[Items from a dataset]
━━━━

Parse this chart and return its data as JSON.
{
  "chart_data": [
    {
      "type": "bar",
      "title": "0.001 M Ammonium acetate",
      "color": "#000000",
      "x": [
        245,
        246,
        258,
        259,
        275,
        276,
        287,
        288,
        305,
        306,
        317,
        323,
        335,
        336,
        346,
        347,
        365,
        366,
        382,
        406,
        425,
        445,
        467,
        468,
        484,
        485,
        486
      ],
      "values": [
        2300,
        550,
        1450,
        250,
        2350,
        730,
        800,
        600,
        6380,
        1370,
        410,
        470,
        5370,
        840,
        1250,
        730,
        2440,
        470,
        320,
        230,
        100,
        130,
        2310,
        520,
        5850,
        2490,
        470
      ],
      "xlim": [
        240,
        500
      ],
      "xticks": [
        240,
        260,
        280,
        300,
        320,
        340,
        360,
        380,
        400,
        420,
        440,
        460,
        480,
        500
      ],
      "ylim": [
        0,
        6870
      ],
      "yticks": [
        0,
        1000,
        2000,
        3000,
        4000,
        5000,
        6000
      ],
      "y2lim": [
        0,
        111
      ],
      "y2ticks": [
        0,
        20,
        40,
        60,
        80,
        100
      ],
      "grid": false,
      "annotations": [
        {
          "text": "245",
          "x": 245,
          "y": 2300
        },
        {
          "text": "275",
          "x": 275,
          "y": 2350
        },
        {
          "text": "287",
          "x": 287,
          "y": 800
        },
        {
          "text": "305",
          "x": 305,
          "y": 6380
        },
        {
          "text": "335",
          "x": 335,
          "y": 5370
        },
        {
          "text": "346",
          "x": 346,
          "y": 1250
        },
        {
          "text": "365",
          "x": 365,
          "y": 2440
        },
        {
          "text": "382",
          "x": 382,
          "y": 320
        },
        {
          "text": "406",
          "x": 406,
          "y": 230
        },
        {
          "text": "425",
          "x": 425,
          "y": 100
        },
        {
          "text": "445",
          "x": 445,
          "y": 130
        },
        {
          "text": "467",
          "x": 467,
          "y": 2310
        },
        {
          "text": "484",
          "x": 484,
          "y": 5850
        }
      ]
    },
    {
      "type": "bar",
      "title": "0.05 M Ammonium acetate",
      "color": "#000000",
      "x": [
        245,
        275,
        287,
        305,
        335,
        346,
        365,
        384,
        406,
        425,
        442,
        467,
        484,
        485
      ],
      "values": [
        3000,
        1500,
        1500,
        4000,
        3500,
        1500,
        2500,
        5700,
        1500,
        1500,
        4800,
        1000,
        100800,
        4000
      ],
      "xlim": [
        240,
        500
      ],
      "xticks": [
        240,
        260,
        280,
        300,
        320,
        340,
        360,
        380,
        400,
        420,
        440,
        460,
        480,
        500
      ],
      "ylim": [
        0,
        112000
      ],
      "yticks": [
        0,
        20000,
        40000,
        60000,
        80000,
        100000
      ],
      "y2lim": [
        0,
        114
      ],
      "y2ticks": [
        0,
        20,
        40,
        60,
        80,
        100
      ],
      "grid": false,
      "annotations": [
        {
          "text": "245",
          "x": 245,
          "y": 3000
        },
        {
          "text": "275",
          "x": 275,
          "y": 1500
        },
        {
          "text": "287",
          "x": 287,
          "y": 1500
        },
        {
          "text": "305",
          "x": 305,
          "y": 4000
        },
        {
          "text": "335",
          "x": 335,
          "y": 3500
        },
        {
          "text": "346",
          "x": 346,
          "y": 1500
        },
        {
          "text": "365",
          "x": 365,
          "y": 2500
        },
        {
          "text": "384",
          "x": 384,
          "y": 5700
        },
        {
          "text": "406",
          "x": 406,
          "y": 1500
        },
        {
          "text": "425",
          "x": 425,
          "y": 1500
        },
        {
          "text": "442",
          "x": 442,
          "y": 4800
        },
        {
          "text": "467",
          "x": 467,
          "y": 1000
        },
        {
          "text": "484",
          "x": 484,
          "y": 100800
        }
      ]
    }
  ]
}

━━━━

Work required: Your task is to list each line of the records with the word "title".

Exercise solution:
      "title": "0.001 M Ammonium acetate",
      "title": "0.05 M Ammonium acetate",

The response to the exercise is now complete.